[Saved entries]
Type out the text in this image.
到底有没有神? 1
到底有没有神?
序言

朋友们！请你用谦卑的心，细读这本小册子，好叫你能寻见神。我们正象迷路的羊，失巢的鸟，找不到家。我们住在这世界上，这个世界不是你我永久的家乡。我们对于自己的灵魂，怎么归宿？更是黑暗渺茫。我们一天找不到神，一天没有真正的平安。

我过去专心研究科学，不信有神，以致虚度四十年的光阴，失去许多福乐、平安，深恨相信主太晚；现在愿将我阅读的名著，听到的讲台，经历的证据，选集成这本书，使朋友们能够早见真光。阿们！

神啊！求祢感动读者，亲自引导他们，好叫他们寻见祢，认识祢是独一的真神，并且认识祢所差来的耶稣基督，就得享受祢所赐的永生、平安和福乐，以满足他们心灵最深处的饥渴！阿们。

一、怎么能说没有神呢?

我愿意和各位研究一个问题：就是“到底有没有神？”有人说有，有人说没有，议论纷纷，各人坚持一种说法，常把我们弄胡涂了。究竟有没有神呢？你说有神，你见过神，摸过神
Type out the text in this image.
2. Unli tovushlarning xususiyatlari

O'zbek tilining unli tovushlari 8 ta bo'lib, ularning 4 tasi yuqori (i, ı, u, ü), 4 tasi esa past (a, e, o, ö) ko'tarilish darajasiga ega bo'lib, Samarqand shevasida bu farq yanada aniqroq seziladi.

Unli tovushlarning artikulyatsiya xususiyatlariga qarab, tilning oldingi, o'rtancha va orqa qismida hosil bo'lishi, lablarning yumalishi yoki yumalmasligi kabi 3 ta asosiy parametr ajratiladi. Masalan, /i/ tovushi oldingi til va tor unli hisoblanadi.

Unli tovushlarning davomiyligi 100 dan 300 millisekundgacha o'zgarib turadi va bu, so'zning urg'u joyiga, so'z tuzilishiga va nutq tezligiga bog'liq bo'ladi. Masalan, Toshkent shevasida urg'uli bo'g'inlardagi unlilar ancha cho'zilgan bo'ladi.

■ Exercise details ■
Each record must be repeated exactly as it is.

■ Solution to this task ■
Type out the text in this image.
到底有没有神? 1
到底有没有神?
序言

朋友们！请你用谦卑的心，细读这本小册子，好叫你能寻见神。我们正象迷路的羊，失巢的鸟，找不到家。我们住在这世界上，这个世界不是你我永久的家乡。我们对于自己的灵魂，怎么归宿？更是黑暗渺茫。我们一天找不到神，一天没有真正的平安。

我过去专心研究科学，不信有神，以致虚度四十年的光阴，失去许多福乐、平安，深恨相信主太晚；现在愿将我阅读的名著，听到的讲台，经历的证据，选集成这本书，使朋友们能够早见真光。阿们！

神啊！求祢感动读者，亲自引导他们，好叫他们寻见祢，认识祢是独一的真神，并且认识祢所差来的耶稣基督，就得享受祢所赐的永生、平安和福乐，以满足他们心灵最深处的饥渴！阿们。

一、怎么能说没有神呢?

我愿意和各位研究一个问题：就是“到底有没有神？”有人说有，有人说没有，议论纷纷，各人坚持一种说法，常把我们弄胡涂了。究竟有没有神呢？你说有神，你见过神，摸过神
Type out the text in this image.
2. Unli tovushlarning xususiyatlari

O'zbek tilining unli tovushlari 8 ta bo'lib, ularning 4 tasi yuqori (i, ı, u, ü), 4 tasi esa past (a, e, o, ö) ko'tarilish darajasiga ega bo'lib, Samarqand shevasida bu farq yanada aniqroq seziladi.

Unli tovushlarning artikulyatsiya xususiyatlariga qarab, tilning oldingi, o'rtancha va orqa qismida hosil bo'lishi, lablarning yumalishi yoki yumalmasligi kabi 3 ta asosiy parametr ajratiladi. Masalan, /i/ tovushi oldingi til va tor unli hisoblanadi.

Unli tovushlarning davomiyligi 100 dan 300 millisekundgacha o'zgarib turadi va bu, so'zning urg'u joyiga, so'z tuzilishiga va nutq tezligiga bog'liq bo'ladi. Masalan, Toshkent shevasida urg'uli bo'g'inlardagi unlilar ancha cho'zilgan bo'ladi.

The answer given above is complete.